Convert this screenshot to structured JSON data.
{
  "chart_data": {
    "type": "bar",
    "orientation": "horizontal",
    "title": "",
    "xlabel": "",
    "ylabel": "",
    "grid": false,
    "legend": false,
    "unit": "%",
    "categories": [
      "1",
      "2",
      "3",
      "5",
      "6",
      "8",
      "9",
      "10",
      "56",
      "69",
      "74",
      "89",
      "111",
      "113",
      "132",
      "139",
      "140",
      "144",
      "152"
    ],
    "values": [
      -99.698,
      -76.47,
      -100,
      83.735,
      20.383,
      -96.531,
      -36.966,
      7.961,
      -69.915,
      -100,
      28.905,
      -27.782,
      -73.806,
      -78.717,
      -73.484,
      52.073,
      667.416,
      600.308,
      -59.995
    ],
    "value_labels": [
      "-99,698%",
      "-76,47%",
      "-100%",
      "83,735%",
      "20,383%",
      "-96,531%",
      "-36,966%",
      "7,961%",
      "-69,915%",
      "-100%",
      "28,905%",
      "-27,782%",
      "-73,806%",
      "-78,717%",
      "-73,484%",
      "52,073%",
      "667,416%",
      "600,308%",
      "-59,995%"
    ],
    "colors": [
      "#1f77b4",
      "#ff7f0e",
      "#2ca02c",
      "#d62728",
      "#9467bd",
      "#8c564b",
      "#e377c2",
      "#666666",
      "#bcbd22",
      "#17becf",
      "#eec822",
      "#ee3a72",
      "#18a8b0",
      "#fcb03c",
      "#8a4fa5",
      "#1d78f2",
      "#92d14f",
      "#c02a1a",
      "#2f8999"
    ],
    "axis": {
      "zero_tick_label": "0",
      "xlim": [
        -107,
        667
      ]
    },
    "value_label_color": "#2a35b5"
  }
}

Brief
Exactly reproduce every line of the data above.

Result below
Convert this screenshot to structured JSON data.
{
  "chart_data": {
    "type": "bar",
    "orientation": "horizontal",
    "title": "",
    "xlabel": "",
    "ylabel": "",
    "grid": false,
    "legend": false,
    "unit": "%",
    "categories": [
      "1",
      "2",
      "3",
      "5",
      "6",
      "8",
      "9",
      "10",
      "56",
      "69",
      "74",
      "89",
      "111",
      "113",
      "132",
      "139",
      "140",
      "144",
      "152"
    ],
    "values": [
      -99.698,
      -76.47,
      -100,
      83.735,
      20.383,
      -96.531,
      -36.966,
      7.961,
      -69.915,
      -100,
      28.905,
      -27.782,
      -73.806,
      -78.717,
      -73.484,
      52.073,
      667.416,
      600.308,
      -59.995
    ],
    "value_labels": [
      "-99,698%",
      "-76,47%",
      "-100%",
      "83,735%",
      "20,383%",
      "-96,531%",
      "-36,966%",
      "7,961%",
      "-69,915%",
      "-100%",
      "28,905%",
      "-27,782%",
      "-73,806%",
      "-78,717%",
      "-73,484%",
      "52,073%",
      "667,416%",
      "600,308%",
      "-59,995%"
    ],
    "colors": [
      "#1f77b4",
      "#ff7f0e",
      "#2ca02c",
      "#d62728",
      "#9467bd",
      "#8c564b",
      "#e377c2",
      "#666666",
      "#bcbd22",
      "#17becf",
      "#eec822",
      "#ee3a72",
      "#18a8b0",
      "#fcb03c",
      "#8a4fa5",
      "#1d78f2",
      "#92d14f",
      "#c02a1a",
      "#2f8999"
    ],
    "axis": {
      "zero_tick_label": "0",
      "xlim": [
        -107,
        667
      ]
    },
    "value_label_color": "#2a35b5"
  }
}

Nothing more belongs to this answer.